Stored items

********************

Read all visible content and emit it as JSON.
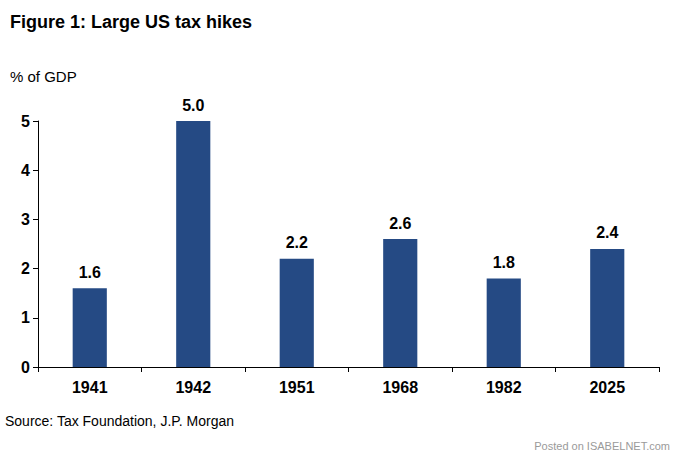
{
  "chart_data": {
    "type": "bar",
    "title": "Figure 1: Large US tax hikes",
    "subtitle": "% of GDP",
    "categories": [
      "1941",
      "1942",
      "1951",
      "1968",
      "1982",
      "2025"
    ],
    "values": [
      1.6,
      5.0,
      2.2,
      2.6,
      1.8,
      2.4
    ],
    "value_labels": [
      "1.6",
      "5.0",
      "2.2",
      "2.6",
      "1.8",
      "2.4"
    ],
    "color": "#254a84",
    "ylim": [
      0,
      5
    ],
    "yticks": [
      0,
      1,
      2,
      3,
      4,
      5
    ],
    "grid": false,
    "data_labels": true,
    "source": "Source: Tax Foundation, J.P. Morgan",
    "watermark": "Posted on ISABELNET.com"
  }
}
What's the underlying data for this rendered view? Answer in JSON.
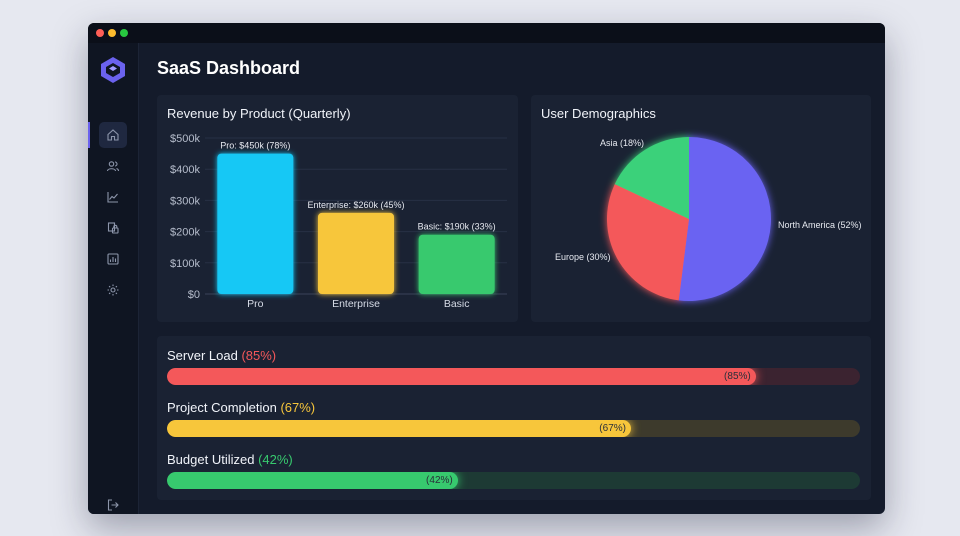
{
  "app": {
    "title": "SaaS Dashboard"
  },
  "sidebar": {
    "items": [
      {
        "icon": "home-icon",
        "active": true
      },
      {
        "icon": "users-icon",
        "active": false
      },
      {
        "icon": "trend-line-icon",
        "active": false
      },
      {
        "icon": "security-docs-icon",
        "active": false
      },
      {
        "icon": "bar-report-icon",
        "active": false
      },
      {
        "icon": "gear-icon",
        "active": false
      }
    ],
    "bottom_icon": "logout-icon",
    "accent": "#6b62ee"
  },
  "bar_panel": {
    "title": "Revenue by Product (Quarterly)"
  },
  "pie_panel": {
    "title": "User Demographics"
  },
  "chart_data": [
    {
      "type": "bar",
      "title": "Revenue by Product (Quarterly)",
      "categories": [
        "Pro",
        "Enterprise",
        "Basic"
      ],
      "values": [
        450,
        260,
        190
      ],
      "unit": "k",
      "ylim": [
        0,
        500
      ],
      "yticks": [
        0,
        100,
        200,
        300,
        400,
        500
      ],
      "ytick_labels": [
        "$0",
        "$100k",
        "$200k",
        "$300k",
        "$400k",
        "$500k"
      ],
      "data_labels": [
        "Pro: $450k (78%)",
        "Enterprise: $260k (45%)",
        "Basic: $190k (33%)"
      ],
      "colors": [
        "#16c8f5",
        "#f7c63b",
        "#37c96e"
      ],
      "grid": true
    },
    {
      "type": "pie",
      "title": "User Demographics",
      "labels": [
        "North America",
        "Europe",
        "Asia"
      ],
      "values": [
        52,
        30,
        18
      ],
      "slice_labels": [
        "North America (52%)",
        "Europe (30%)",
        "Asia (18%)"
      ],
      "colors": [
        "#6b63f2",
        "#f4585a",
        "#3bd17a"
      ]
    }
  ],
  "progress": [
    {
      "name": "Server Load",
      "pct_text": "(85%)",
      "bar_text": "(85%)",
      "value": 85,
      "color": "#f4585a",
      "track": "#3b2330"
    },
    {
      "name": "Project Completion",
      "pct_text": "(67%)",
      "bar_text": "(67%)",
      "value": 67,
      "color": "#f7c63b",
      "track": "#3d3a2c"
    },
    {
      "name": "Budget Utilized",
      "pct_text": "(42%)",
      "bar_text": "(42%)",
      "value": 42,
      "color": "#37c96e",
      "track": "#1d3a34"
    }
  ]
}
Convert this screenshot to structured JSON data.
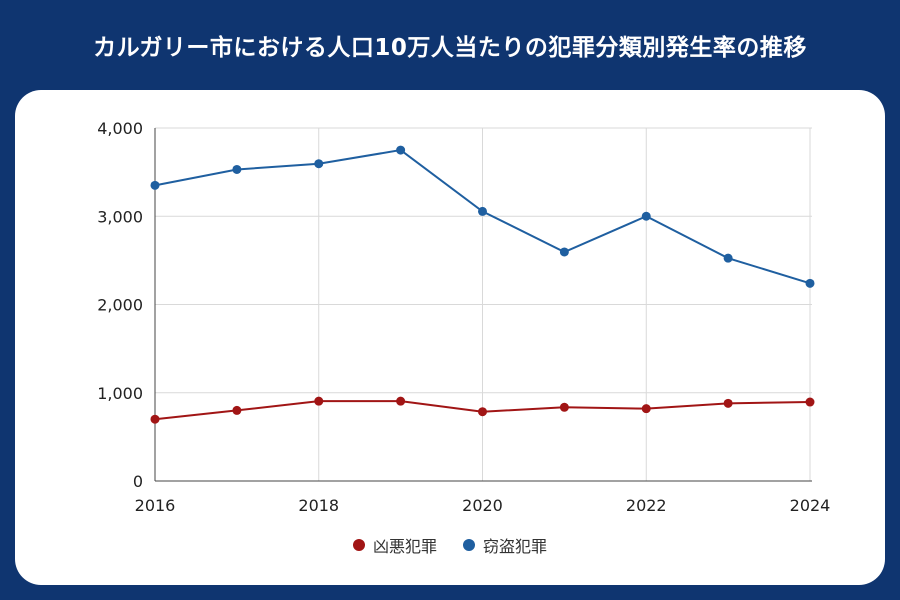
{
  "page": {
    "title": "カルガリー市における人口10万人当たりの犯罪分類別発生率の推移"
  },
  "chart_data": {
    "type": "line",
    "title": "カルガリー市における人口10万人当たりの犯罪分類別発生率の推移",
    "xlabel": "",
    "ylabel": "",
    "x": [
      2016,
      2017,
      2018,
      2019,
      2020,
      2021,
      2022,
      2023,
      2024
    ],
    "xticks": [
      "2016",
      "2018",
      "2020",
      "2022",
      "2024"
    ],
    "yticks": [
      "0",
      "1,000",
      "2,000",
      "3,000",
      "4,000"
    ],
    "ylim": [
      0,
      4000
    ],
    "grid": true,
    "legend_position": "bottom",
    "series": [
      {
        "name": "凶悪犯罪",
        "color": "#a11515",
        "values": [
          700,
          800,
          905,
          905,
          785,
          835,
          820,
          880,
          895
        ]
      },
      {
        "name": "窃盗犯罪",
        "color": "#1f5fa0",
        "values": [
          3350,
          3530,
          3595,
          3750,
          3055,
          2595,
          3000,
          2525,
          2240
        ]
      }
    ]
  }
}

********************

* _Your task_:
Using the records above, output their complete text exactly, minus any images.

* _Completed task_:
Read all visible content and emit it as JSON.
{
  "chart_data": {
    "type": "bar",
    "title": "Figure 1: Large US tax hikes",
    "subtitle": "% of GDP",
    "categories": [
      "1941",
      "1942",
      "1951",
      "1968",
      "1982",
      "2025"
    ],
    "values": [
      1.6,
      5.0,
      2.2,
      2.6,
      1.8,
      2.4
    ],
    "value_labels": [
      "1.6",
      "5.0",
      "2.2",
      "2.6",
      "1.8",
      "2.4"
    ],
    "color": "#254a84",
    "ylim": [
      0,
      5
    ],
    "yticks": [
      0,
      1,
      2,
      3,
      4,
      5
    ],
    "grid": false,
    "data_labels": true,
    "source": "Source: Tax Foundation, J.P. Morgan",
    "watermark": "Posted on ISABELNET.com"
  }
}
What's the underlying data for this rendered view? Answer in JSON.
{
  "app": {
    "title": "SaaS Dashboard"
  },
  "sidebar": {
    "items": [
      {
        "icon": "home-icon",
        "active": true
      },
      {
        "icon": "users-icon",
        "active": false
      },
      {
        "icon": "trend-line-icon",
        "active": false
      },
      {
        "icon": "security-docs-icon",
        "active": false
      },
      {
        "icon": "bar-report-icon",
        "active": false
      },
      {
        "icon": "gear-icon",
        "active": false
      }
    ],
    "bottom_icon": "logout-icon",
    "accent": "#6b62ee"
  },
  "bar_panel": {
    "title": "Revenue by Product (Quarterly)"
  },
  "pie_panel": {
    "title": "User Demographics"
  },
  "chart_data": [
    {
      "type": "bar",
      "title": "Revenue by Product (Quarterly)",
      "categories": [
        "Pro",
        "Enterprise",
        "Basic"
      ],
      "values": [
        450,
        260,
        190
      ],
      "unit": "k",
      "ylim": [
        0,
        500
      ],
      "yticks": [
        0,
        100,
        200,
        300,
        400,
        500
      ],
      "ytick_labels": [
        "$0",
        "$100k",
        "$200k",
        "$300k",
        "$400k",
        "$500k"
      ],
      "data_labels": [
        "Pro: $450k (78%)",
        "Enterprise: $260k (45%)",
        "Basic: $190k (33%)"
      ],
      "colors": [
        "#16c8f5",
        "#f7c63b",
        "#37c96e"
      ],
      "grid": true
    },
    {
      "type": "pie",
      "title": "User Demographics",
      "labels": [
        "North America",
        "Europe",
        "Asia"
      ],
      "values": [
        52,
        30,
        18
      ],
      "slice_labels": [
        "North America (52%)",
        "Europe (30%)",
        "Asia (18%)"
      ],
      "colors": [
        "#6b63f2",
        "#f4585a",
        "#3bd17a"
      ]
    }
  ],
  "progress": [
    {
      "name": "Server Load",
      "pct_text": "(85%)",
      "bar_text": "(85%)",
      "value": 85,
      "color": "#f4585a",
      "track": "#3b2330"
    },
    {
      "name": "Project Completion",
      "pct_text": "(67%)",
      "bar_text": "(67%)",
      "value": 67,
      "color": "#f7c63b",
      "track": "#3d3a2c"
    },
    {
      "name": "Budget Utilized",
      "pct_text": "(42%)",
      "bar_text": "(42%)",
      "value": 42,
      "color": "#37c96e",
      "track": "#1d3a34"
    }
  ]
}
Convert this screenshot to structured JSON data.
{
  "page": {
    "title": "カルガリー市における人口10万人当たりの犯罪分類別発生率の推移"
  },
  "chart_data": {
    "type": "line",
    "title": "カルガリー市における人口10万人当たりの犯罪分類別発生率の推移",
    "xlabel": "",
    "ylabel": "",
    "x": [
      2016,
      2017,
      2018,
      2019,
      2020,
      2021,
      2022,
      2023,
      2024
    ],
    "xticks": [
      "2016",
      "2018",
      "2020",
      "2022",
      "2024"
    ],
    "yticks": [
      "0",
      "1,000",
      "2,000",
      "3,000",
      "4,000"
    ],
    "ylim": [
      0,
      4000
    ],
    "grid": true,
    "legend_position": "bottom",
    "series": [
      {
        "name": "凶悪犯罪",
        "color": "#a11515",
        "values": [
          700,
          800,
          905,
          905,
          785,
          835,
          820,
          880,
          895
        ]
      },
      {
        "name": "窃盗犯罪",
        "color": "#1f5fa0",
        "values": [
          3350,
          3530,
          3595,
          3750,
          3055,
          2595,
          3000,
          2525,
          2240
        ]
      }
    ]
  }
}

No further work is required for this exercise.